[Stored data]
----------------

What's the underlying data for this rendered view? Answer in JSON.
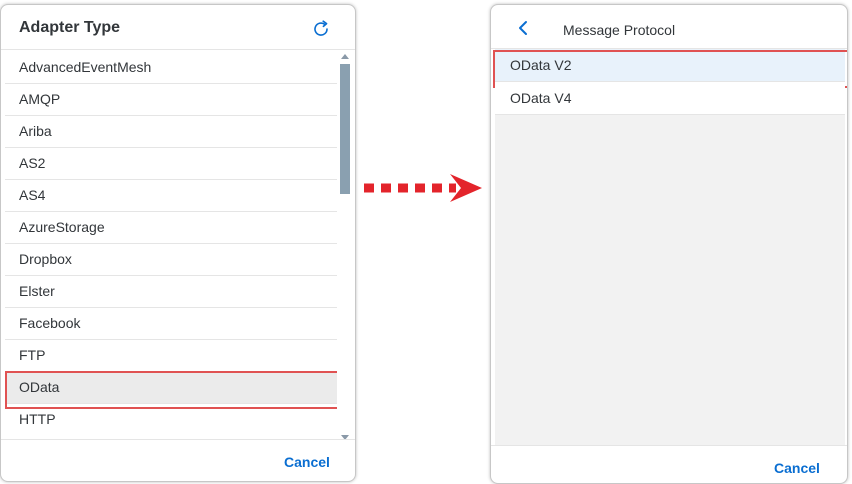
{
  "left_dialog": {
    "title": "Adapter Type",
    "refresh_icon": "refresh-icon",
    "items": [
      {
        "label": "AdvancedEventMesh",
        "selected": false
      },
      {
        "label": "AMQP",
        "selected": false
      },
      {
        "label": "Ariba",
        "selected": false
      },
      {
        "label": "AS2",
        "selected": false
      },
      {
        "label": "AS4",
        "selected": false
      },
      {
        "label": "AzureStorage",
        "selected": false
      },
      {
        "label": "Dropbox",
        "selected": false
      },
      {
        "label": "Elster",
        "selected": false
      },
      {
        "label": "Facebook",
        "selected": false
      },
      {
        "label": "FTP",
        "selected": false
      },
      {
        "label": "OData",
        "selected": true
      },
      {
        "label": "HTTP",
        "selected": false
      }
    ],
    "cancel_label": "Cancel"
  },
  "right_dialog": {
    "back_icon": "chevron-left-icon",
    "title": "Message Protocol",
    "items": [
      {
        "label": "OData V2",
        "selected": true
      },
      {
        "label": "OData V4",
        "selected": false
      }
    ],
    "cancel_label": "Cancel"
  },
  "colors": {
    "accent": "#0a6ed1",
    "highlight_border": "#e05252",
    "arrow": "#e3242b",
    "selected_row": "#ebebeb",
    "selected_protocol_row": "#e8f2fb"
  }
}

----------------

The records shown above are to be repeated exactly, with the pictures left out.

Answer to this exercise:
What's the underlying data for this rendered view? Answer in JSON.
{
  "left_dialog": {
    "title": "Adapter Type",
    "refresh_icon": "refresh-icon",
    "items": [
      {
        "label": "AdvancedEventMesh",
        "selected": false
      },
      {
        "label": "AMQP",
        "selected": false
      },
      {
        "label": "Ariba",
        "selected": false
      },
      {
        "label": "AS2",
        "selected": false
      },
      {
        "label": "AS4",
        "selected": false
      },
      {
        "label": "AzureStorage",
        "selected": false
      },
      {
        "label": "Dropbox",
        "selected": false
      },
      {
        "label": "Elster",
        "selected": false
      },
      {
        "label": "Facebook",
        "selected": false
      },
      {
        "label": "FTP",
        "selected": false
      },
      {
        "label": "OData",
        "selected": true
      },
      {
        "label": "HTTP",
        "selected": false
      }
    ],
    "cancel_label": "Cancel"
  },
  "right_dialog": {
    "back_icon": "chevron-left-icon",
    "title": "Message Protocol",
    "items": [
      {
        "label": "OData V2",
        "selected": true
      },
      {
        "label": "OData V4",
        "selected": false
      }
    ],
    "cancel_label": "Cancel"
  },
  "colors": {
    "accent": "#0a6ed1",
    "highlight_border": "#e05252",
    "arrow": "#e3242b",
    "selected_row": "#ebebeb",
    "selected_protocol_row": "#e8f2fb"
  }
}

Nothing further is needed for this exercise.